== DATASET ENTRIES
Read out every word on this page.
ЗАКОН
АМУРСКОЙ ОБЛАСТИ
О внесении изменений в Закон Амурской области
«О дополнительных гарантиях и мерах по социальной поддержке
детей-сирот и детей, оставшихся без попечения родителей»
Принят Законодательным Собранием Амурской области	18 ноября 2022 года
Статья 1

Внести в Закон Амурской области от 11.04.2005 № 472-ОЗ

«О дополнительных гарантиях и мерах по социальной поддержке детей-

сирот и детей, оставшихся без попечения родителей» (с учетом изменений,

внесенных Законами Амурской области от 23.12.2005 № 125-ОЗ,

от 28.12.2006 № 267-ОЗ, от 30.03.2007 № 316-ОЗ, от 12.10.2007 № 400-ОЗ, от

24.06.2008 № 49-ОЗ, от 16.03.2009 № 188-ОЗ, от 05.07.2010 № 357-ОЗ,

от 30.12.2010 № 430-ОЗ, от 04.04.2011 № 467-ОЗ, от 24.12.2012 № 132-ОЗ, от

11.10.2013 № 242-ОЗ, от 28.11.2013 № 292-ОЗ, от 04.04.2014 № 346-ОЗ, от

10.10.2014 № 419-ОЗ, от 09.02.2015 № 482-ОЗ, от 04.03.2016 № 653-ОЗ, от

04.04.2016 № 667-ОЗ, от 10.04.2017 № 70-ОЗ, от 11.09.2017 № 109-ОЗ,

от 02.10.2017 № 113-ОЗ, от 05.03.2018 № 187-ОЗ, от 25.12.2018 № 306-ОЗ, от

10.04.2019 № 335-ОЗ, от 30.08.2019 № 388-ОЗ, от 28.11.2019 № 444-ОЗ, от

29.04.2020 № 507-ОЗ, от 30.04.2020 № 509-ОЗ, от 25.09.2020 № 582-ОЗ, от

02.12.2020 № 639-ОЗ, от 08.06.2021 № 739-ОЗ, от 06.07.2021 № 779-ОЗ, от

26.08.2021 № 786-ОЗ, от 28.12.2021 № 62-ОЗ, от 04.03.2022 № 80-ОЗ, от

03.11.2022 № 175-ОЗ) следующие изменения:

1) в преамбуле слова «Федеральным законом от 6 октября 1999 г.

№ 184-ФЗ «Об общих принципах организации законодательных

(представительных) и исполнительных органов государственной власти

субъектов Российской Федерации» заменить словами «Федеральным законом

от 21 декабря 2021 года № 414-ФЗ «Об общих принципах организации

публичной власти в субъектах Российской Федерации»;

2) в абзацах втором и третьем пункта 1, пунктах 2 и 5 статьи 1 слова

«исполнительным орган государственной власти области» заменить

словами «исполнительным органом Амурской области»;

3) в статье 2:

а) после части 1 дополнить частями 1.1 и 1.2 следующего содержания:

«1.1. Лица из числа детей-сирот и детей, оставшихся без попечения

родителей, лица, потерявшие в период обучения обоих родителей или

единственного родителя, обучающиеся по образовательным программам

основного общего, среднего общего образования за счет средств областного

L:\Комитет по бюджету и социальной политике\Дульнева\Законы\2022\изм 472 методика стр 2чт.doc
====
Read the entries and pick out all lines that include the word "организации".

№ 184-ФЗ «Об общих принципах организации законодательных
от 21 декабря 2021 года № 414-ФЗ «Об общих принципах организации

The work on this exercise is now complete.